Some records

== == ==

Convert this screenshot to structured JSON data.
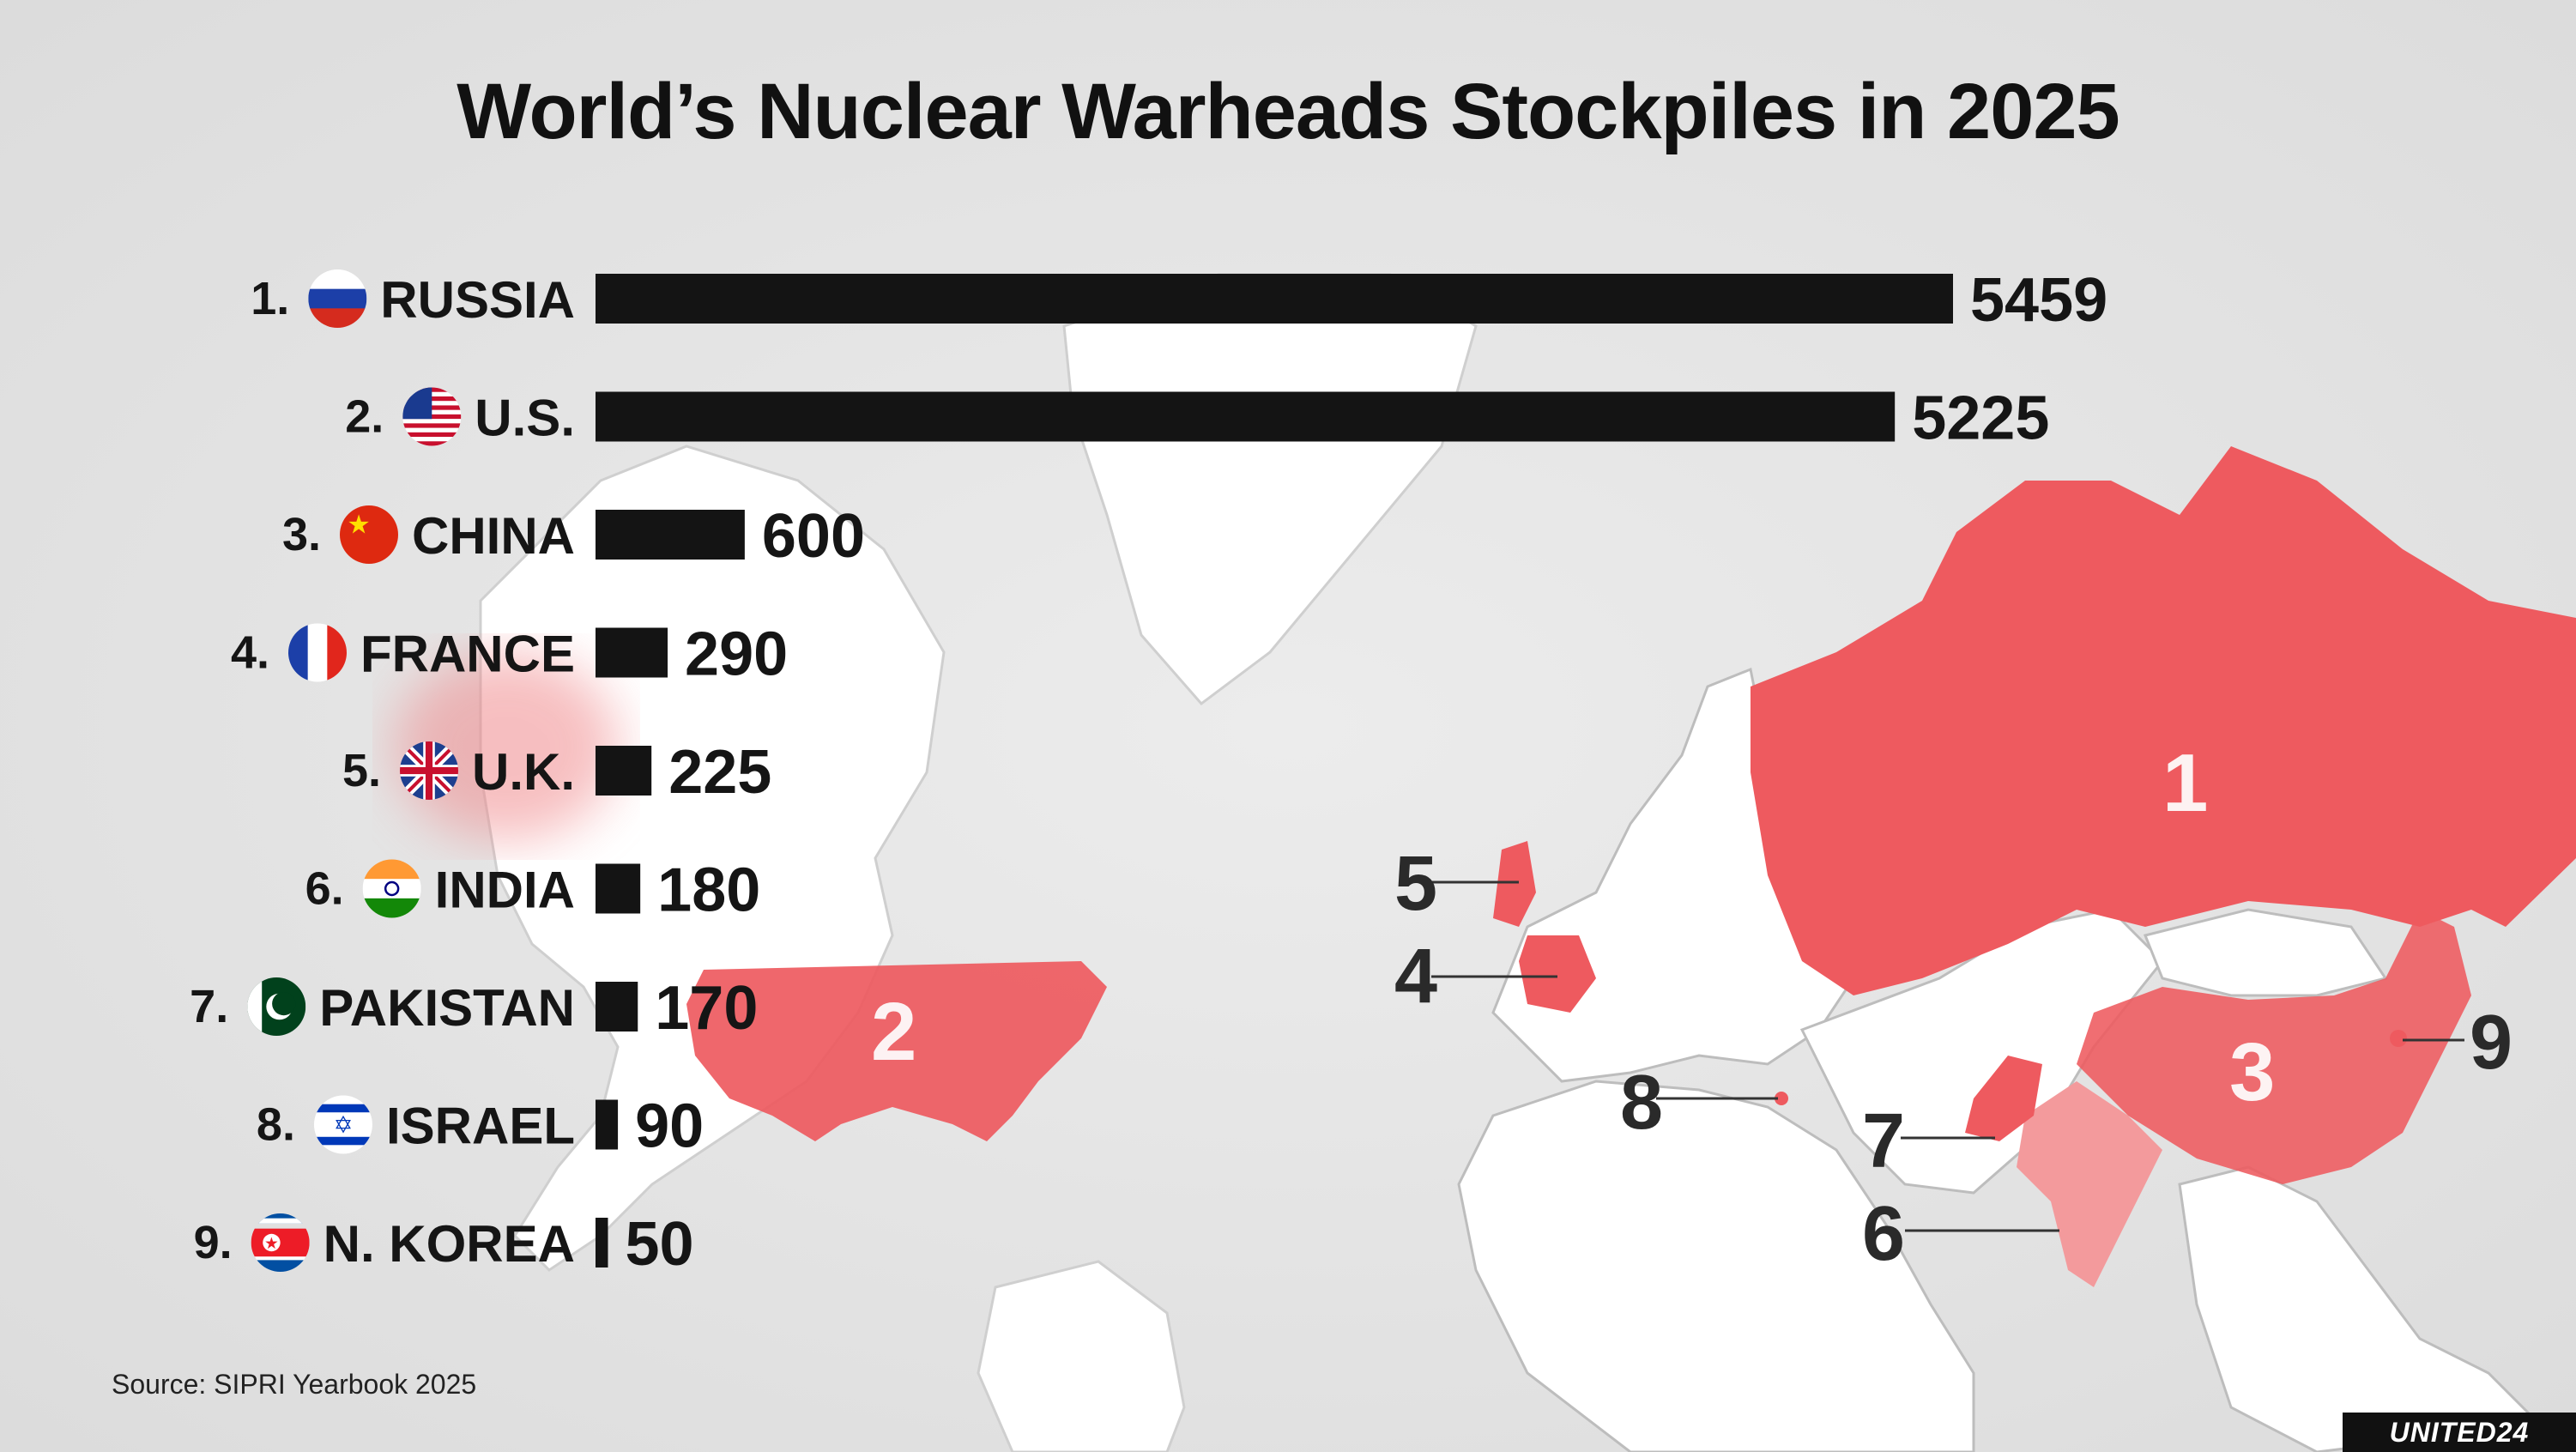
{
  "title": "World’s Nuclear Warheads Stockpiles in 2025",
  "source": "Source: SIPRI Yearbook 2025",
  "brand": "UNITED24",
  "colors": {
    "bar": "#141414",
    "highlight": "#ee5a5f",
    "highlight_light": "#f39a9c",
    "background": "#e4e4e4"
  },
  "chart_data": {
    "type": "bar",
    "orientation": "horizontal",
    "categories": [
      "RUSSIA",
      "U.S.",
      "CHINA",
      "FRANCE",
      "U.K.",
      "INDIA",
      "PAKISTAN",
      "ISRAEL",
      "N. KOREA"
    ],
    "ranks": [
      "1.",
      "2.",
      "3.",
      "4.",
      "5.",
      "6.",
      "7.",
      "8.",
      "9."
    ],
    "flags": [
      "russia-flag",
      "usa-flag",
      "china-flag",
      "france-flag",
      "uk-flag",
      "india-flag",
      "pakistan-flag",
      "israel-flag",
      "north-korea-flag"
    ],
    "values": [
      5459,
      5225,
      600,
      290,
      225,
      180,
      170,
      90,
      50
    ],
    "title": "World’s Nuclear Warheads Stockpiles in 2025",
    "xlabel": "",
    "ylabel": "",
    "grid": false,
    "legend": "none",
    "map_labels": [
      "1",
      "2",
      "3",
      "4",
      "5",
      "6",
      "7",
      "8",
      "9"
    ]
  }
}
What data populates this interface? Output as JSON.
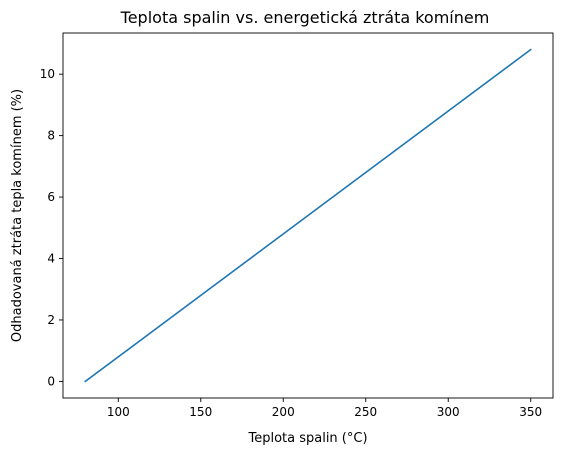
{
  "chart_data": {
    "type": "line",
    "title": "Teplota spalin vs. energetická ztráta komínem",
    "xlabel": "Teplota spalin (°C)",
    "ylabel": "Odhadovaná ztráta tepla komínem (%)",
    "xlim": [
      66.5,
      363.5
    ],
    "ylim": [
      -0.54,
      11.34
    ],
    "xticks": [
      100,
      150,
      200,
      250,
      300,
      350
    ],
    "yticks": [
      0,
      2,
      4,
      6,
      8,
      10
    ],
    "grid": false,
    "series": [
      {
        "color": "#1f77b4",
        "x": [
          80,
          350
        ],
        "y": [
          0.0,
          10.8
        ]
      }
    ]
  }
}
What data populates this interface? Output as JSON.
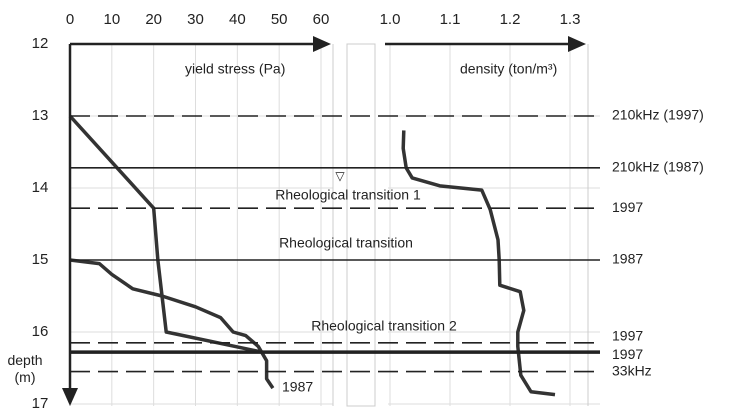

== == ==

__GIVEN TASK__
Leave out the pictures and reproduce the rest of the listing exactly.

__PROBLEM SOLUTION__
Convert this screenshot to structured JSON data.
{
  "title": "World’s Nuclear Warheads Stockpiles in 2025",
  "source": "Source: SIPRI Yearbook 2025",
  "brand": "UNITED24",
  "colors": {
    "bar": "#141414",
    "highlight": "#ee5a5f",
    "highlight_light": "#f39a9c",
    "background": "#e4e4e4"
  },
  "chart_data": {
    "type": "bar",
    "orientation": "horizontal",
    "categories": [
      "RUSSIA",
      "U.S.",
      "CHINA",
      "FRANCE",
      "U.K.",
      "INDIA",
      "PAKISTAN",
      "ISRAEL",
      "N. KOREA"
    ],
    "ranks": [
      "1.",
      "2.",
      "3.",
      "4.",
      "5.",
      "6.",
      "7.",
      "8.",
      "9."
    ],
    "flags": [
      "russia-flag",
      "usa-flag",
      "china-flag",
      "france-flag",
      "uk-flag",
      "india-flag",
      "pakistan-flag",
      "israel-flag",
      "north-korea-flag"
    ],
    "values": [
      5459,
      5225,
      600,
      290,
      225,
      180,
      170,
      90,
      50
    ],
    "title": "World’s Nuclear Warheads Stockpiles in 2025",
    "xlabel": "",
    "ylabel": "",
    "grid": false,
    "legend": "none",
    "map_labels": [
      "1",
      "2",
      "3",
      "4",
      "5",
      "6",
      "7",
      "8",
      "9"
    ]
  }
}
What data populates this interface? Output as JSON.
{
  "chart_data": {
    "type": "line",
    "title": "Teplota spalin vs. energetická ztráta komínem",
    "xlabel": "Teplota spalin (°C)",
    "ylabel": "Odhadovaná ztráta tepla komínem (%)",
    "xlim": [
      66.5,
      363.5
    ],
    "ylim": [
      -0.54,
      11.34
    ],
    "xticks": [
      100,
      150,
      200,
      250,
      300,
      350
    ],
    "yticks": [
      0,
      2,
      4,
      6,
      8,
      10
    ],
    "grid": false,
    "series": [
      {
        "color": "#1f77b4",
        "x": [
          80,
          350
        ],
        "y": [
          0.0,
          10.8
        ]
      }
    ]
  }
}
What data populates this interface? Output as JSON.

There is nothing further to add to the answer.